Required work:
Every record must be transcribed in its entirety, apart from the images, which are to be omitted.

Saved entries
## START

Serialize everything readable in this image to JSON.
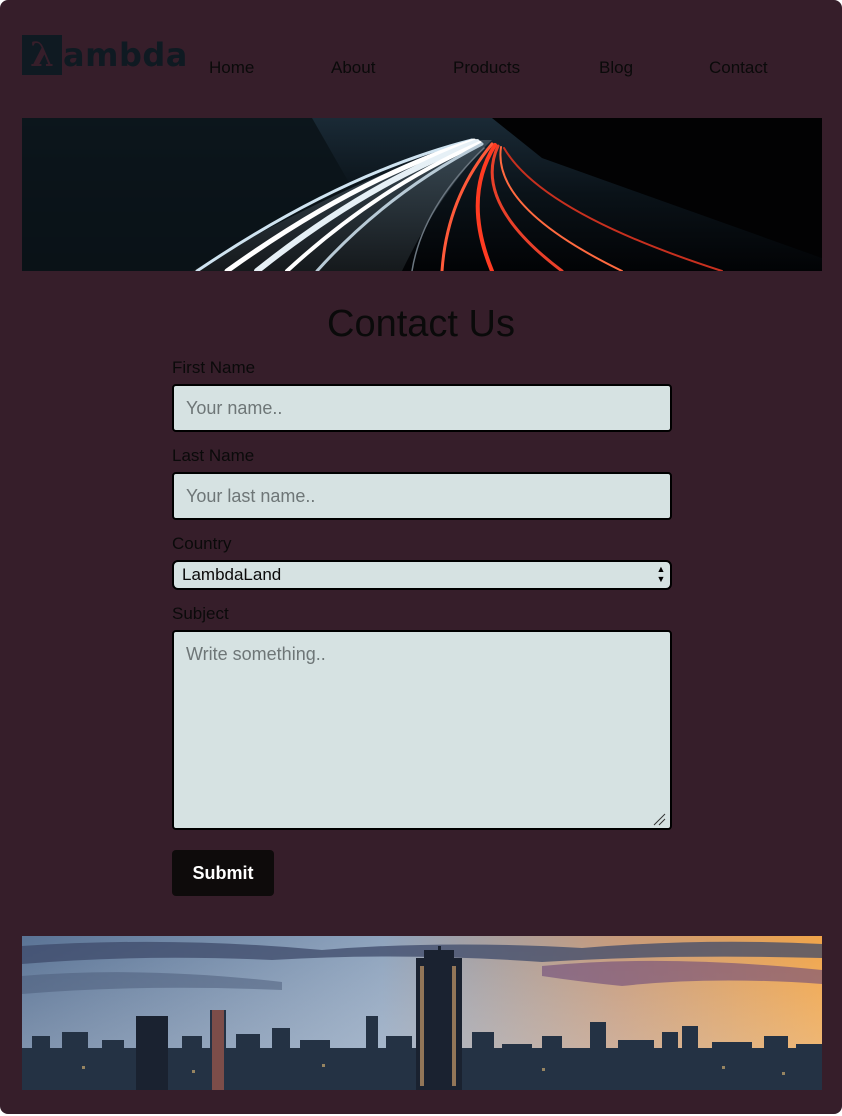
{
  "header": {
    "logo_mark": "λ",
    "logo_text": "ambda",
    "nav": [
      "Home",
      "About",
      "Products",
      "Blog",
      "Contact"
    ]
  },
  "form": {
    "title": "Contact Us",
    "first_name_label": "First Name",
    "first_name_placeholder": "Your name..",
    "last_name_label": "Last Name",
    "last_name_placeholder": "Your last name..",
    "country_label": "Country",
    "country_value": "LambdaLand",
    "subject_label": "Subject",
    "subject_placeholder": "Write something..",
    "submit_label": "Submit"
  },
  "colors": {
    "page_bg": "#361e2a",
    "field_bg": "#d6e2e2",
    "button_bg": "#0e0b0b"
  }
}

## END

Exercise answer:
Serialize everything readable in this image to JSON.
{
  "header": {
    "logo_mark": "λ",
    "logo_text": "ambda",
    "nav": [
      "Home",
      "About",
      "Products",
      "Blog",
      "Contact"
    ]
  },
  "form": {
    "title": "Contact Us",
    "first_name_label": "First Name",
    "first_name_placeholder": "Your name..",
    "last_name_label": "Last Name",
    "last_name_placeholder": "Your last name..",
    "country_label": "Country",
    "country_value": "LambdaLand",
    "subject_label": "Subject",
    "subject_placeholder": "Write something..",
    "submit_label": "Submit"
  },
  "colors": {
    "page_bg": "#361e2a",
    "field_bg": "#d6e2e2",
    "button_bg": "#0e0b0b"
  }
}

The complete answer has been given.